◆ **Work instructions**: Below are some entries; can you quote all of them exactly?

==== Provided records ====

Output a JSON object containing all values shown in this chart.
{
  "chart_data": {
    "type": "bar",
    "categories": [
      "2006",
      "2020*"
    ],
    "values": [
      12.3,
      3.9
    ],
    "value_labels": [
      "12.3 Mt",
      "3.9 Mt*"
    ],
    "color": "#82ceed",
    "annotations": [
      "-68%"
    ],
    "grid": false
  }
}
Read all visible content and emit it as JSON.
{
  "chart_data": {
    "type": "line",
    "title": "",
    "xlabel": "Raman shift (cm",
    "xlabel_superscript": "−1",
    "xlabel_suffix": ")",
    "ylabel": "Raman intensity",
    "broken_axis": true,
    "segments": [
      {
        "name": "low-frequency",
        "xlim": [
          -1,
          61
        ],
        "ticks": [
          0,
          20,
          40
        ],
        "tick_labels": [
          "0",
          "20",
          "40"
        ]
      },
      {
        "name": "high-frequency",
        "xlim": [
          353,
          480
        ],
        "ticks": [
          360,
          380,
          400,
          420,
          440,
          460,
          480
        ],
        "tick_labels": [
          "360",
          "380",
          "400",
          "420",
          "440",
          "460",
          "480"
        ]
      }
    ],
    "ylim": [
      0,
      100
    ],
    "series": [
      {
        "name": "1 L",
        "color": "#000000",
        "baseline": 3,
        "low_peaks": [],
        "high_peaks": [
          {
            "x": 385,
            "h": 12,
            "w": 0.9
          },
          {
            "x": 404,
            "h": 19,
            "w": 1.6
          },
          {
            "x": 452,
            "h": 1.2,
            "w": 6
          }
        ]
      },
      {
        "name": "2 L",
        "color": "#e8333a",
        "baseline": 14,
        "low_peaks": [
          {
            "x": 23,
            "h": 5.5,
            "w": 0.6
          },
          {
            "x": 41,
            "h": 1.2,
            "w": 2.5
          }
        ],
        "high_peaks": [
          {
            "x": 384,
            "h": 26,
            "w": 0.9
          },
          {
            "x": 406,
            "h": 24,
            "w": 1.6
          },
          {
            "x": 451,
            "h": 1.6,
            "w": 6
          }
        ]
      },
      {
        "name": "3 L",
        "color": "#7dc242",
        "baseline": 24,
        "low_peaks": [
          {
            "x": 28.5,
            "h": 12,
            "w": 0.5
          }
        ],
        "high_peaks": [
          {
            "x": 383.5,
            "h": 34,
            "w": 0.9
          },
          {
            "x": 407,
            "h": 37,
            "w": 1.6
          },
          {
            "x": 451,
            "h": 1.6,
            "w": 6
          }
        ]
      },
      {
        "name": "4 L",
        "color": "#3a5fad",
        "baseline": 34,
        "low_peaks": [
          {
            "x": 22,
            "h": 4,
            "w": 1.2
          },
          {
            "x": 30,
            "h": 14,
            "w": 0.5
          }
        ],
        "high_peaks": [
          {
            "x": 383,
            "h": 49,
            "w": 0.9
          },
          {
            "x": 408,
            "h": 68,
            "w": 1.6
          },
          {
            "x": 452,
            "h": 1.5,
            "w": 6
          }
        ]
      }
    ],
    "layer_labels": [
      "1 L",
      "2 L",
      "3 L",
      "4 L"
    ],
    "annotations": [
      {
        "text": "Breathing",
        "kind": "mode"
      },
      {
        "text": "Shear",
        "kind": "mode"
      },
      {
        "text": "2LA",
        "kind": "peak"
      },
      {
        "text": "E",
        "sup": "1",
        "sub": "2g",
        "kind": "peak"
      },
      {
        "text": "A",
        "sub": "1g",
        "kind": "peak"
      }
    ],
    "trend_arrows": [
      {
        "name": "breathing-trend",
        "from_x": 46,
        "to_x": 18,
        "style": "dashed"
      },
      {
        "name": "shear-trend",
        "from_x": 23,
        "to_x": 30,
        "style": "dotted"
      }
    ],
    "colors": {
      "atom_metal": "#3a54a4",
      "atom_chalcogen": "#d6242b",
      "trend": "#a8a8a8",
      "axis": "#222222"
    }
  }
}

====

◆ **Worked solution**:
Output a JSON object containing all values shown in this chart.
{
  "chart_data": {
    "type": "bar",
    "categories": [
      "2006",
      "2020*"
    ],
    "values": [
      12.3,
      3.9
    ],
    "value_labels": [
      "12.3 Mt",
      "3.9 Mt*"
    ],
    "color": "#82ceed",
    "annotations": [
      "-68%"
    ],
    "grid": false
  }
}
Read all visible content and emit it as JSON.
{
  "chart_data": {
    "type": "line",
    "title": "",
    "xlabel": "Raman shift (cm",
    "xlabel_superscript": "−1",
    "xlabel_suffix": ")",
    "ylabel": "Raman intensity",
    "broken_axis": true,
    "segments": [
      {
        "name": "low-frequency",
        "xlim": [
          -1,
          61
        ],
        "ticks": [
          0,
          20,
          40
        ],
        "tick_labels": [
          "0",
          "20",
          "40"
        ]
      },
      {
        "name": "high-frequency",
        "xlim": [
          353,
          480
        ],
        "ticks": [
          360,
          380,
          400,
          420,
          440,
          460,
          480
        ],
        "tick_labels": [
          "360",
          "380",
          "400",
          "420",
          "440",
          "460",
          "480"
        ]
      }
    ],
    "ylim": [
      0,
      100
    ],
    "series": [
      {
        "name": "1 L",
        "color": "#000000",
        "baseline": 3,
        "low_peaks": [],
        "high_peaks": [
          {
            "x": 385,
            "h": 12,
            "w": 0.9
          },
          {
            "x": 404,
            "h": 19,
            "w": 1.6
          },
          {
            "x": 452,
            "h": 1.2,
            "w": 6
          }
        ]
      },
      {
        "name": "2 L",
        "color": "#e8333a",
        "baseline": 14,
        "low_peaks": [
          {
            "x": 23,
            "h": 5.5,
            "w": 0.6
          },
          {
            "x": 41,
            "h": 1.2,
            "w": 2.5
          }
        ],
        "high_peaks": [
          {
            "x": 384,
            "h": 26,
            "w": 0.9
          },
          {
            "x": 406,
            "h": 24,
            "w": 1.6
          },
          {
            "x": 451,
            "h": 1.6,
            "w": 6
          }
        ]
      },
      {
        "name": "3 L",
        "color": "#7dc242",
        "baseline": 24,
        "low_peaks": [
          {
            "x": 28.5,
            "h": 12,
            "w": 0.5
          }
        ],
        "high_peaks": [
          {
            "x": 383.5,
            "h": 34,
            "w": 0.9
          },
          {
            "x": 407,
            "h": 37,
            "w": 1.6
          },
          {
            "x": 451,
            "h": 1.6,
            "w": 6
          }
        ]
      },
      {
        "name": "4 L",
        "color": "#3a5fad",
        "baseline": 34,
        "low_peaks": [
          {
            "x": 22,
            "h": 4,
            "w": 1.2
          },
          {
            "x": 30,
            "h": 14,
            "w": 0.5
          }
        ],
        "high_peaks": [
          {
            "x": 383,
            "h": 49,
            "w": 0.9
          },
          {
            "x": 408,
            "h": 68,
            "w": 1.6
          },
          {
            "x": 452,
            "h": 1.5,
            "w": 6
          }
        ]
      }
    ],
    "layer_labels": [
      "1 L",
      "2 L",
      "3 L",
      "4 L"
    ],
    "annotations": [
      {
        "text": "Breathing",
        "kind": "mode"
      },
      {
        "text": "Shear",
        "kind": "mode"
      },
      {
        "text": "2LA",
        "kind": "peak"
      },
      {
        "text": "E",
        "sup": "1",
        "sub": "2g",
        "kind": "peak"
      },
      {
        "text": "A",
        "sub": "1g",
        "kind": "peak"
      }
    ],
    "trend_arrows": [
      {
        "name": "breathing-trend",
        "from_x": 46,
        "to_x": 18,
        "style": "dashed"
      },
      {
        "name": "shear-trend",
        "from_x": 23,
        "to_x": 30,
        "style": "dotted"
      }
    ],
    "colors": {
      "atom_metal": "#3a54a4",
      "atom_chalcogen": "#d6242b",
      "trend": "#a8a8a8",
      "axis": "#222222"
    }
  }
}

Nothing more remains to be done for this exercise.